-- Begin --

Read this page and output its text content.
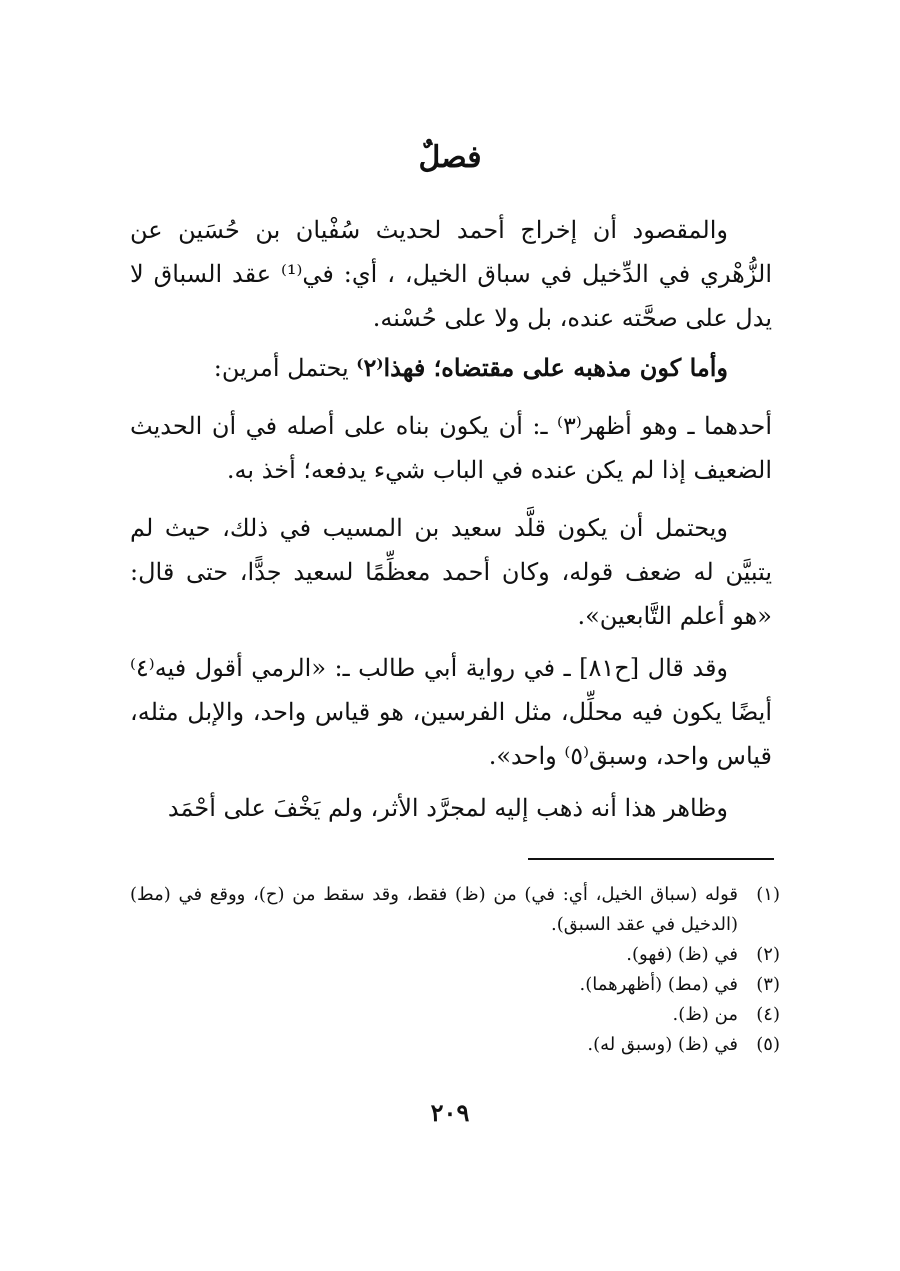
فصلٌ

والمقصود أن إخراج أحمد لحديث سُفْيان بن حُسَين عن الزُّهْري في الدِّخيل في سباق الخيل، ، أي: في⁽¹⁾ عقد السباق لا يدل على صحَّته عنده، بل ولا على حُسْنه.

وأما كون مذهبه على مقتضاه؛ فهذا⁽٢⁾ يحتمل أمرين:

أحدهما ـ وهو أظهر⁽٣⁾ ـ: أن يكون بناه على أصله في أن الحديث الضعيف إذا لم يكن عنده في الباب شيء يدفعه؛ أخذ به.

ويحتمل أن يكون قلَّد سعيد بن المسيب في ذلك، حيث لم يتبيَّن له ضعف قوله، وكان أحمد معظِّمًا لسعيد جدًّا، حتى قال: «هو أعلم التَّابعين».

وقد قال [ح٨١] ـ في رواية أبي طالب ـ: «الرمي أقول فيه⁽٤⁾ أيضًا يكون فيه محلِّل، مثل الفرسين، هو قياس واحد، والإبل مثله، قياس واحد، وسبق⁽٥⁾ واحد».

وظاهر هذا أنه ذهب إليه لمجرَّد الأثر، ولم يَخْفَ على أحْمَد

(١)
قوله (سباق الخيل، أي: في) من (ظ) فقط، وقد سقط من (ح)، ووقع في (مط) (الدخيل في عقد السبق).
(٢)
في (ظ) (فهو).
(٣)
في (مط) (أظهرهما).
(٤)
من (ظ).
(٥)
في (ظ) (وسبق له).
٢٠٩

-- End --
-- Begin --

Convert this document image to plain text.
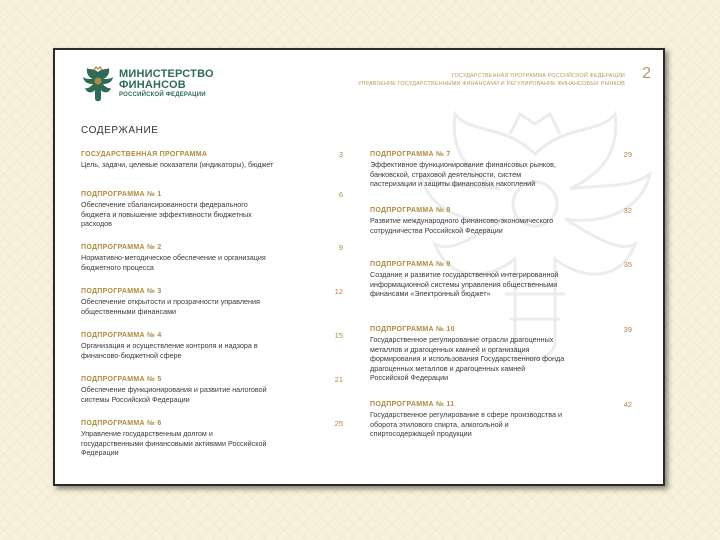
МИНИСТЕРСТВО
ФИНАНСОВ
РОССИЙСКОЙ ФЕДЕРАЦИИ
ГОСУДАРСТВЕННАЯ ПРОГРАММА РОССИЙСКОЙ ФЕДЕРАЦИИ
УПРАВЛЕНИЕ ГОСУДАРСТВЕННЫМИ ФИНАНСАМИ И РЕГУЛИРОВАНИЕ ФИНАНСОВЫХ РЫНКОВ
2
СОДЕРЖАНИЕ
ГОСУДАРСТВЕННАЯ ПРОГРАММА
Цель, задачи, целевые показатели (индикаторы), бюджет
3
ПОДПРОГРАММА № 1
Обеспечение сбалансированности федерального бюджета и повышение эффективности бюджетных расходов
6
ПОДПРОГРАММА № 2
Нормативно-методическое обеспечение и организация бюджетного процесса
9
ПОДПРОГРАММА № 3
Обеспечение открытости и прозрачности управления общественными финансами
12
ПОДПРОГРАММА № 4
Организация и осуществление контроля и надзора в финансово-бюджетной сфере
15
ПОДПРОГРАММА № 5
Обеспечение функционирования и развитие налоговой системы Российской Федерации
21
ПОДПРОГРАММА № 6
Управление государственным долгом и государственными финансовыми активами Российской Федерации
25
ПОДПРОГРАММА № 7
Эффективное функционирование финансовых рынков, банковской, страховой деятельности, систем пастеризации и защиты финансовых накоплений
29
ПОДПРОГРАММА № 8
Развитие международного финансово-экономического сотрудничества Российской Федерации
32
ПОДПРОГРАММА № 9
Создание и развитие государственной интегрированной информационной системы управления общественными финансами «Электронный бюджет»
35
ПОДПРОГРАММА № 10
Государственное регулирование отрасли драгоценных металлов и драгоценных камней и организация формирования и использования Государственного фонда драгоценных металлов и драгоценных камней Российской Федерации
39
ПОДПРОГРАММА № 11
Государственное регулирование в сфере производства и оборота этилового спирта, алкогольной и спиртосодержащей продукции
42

-- End --
-- Begin --

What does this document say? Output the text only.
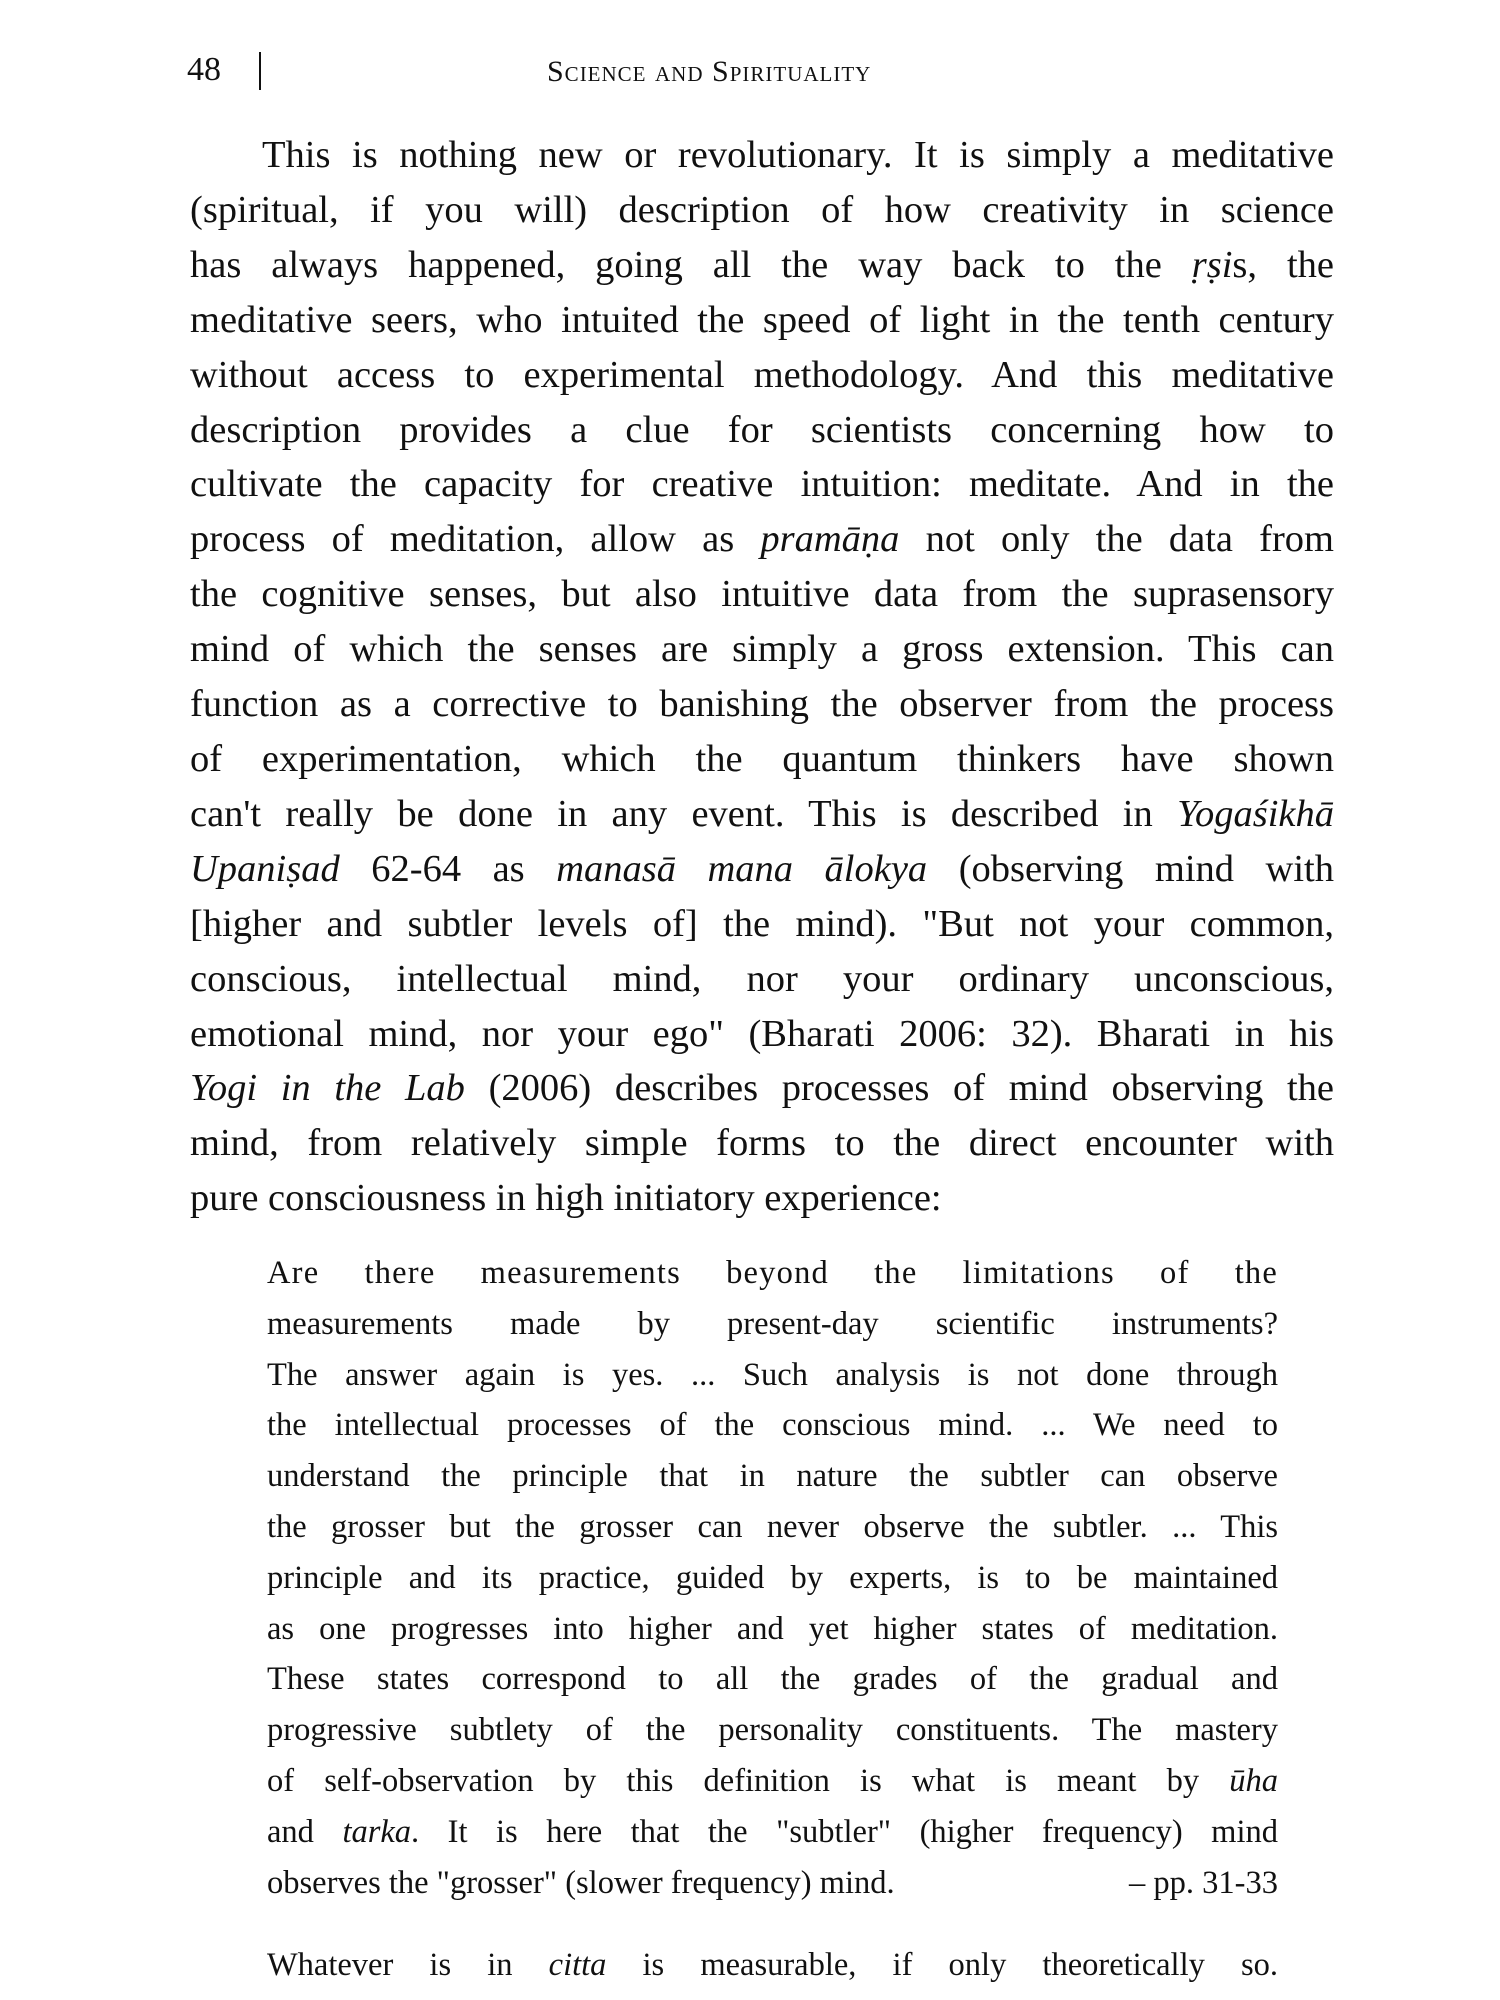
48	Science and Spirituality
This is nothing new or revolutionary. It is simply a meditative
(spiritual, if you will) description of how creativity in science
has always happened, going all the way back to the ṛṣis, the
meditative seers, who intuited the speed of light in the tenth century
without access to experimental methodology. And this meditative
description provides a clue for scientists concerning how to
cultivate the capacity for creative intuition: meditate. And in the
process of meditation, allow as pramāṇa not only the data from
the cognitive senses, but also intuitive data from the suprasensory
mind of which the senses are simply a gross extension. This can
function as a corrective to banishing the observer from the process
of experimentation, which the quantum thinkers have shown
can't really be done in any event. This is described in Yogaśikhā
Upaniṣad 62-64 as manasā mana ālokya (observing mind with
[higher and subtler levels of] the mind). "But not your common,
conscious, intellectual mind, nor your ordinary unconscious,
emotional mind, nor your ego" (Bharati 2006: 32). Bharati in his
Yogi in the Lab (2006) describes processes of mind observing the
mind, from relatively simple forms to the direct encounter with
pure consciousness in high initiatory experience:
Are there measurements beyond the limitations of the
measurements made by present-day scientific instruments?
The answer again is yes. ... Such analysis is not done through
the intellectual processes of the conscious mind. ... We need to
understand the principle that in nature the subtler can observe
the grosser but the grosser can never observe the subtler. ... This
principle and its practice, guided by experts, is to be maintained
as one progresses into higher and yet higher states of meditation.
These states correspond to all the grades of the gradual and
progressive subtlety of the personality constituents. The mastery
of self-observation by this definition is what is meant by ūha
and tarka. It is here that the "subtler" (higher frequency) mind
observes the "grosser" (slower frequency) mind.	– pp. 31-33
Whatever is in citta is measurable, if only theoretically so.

-- End --

## Exercise instructions:
Pull every line containing "from" out of the records.

## Response to the exercise:
process of meditation, allow as pramāṇa not only the data from
the cognitive senses, but also intuitive data from the suprasensory
function as a corrective to banishing the observer from the process
mind, from relatively simple forms to the direct encounter with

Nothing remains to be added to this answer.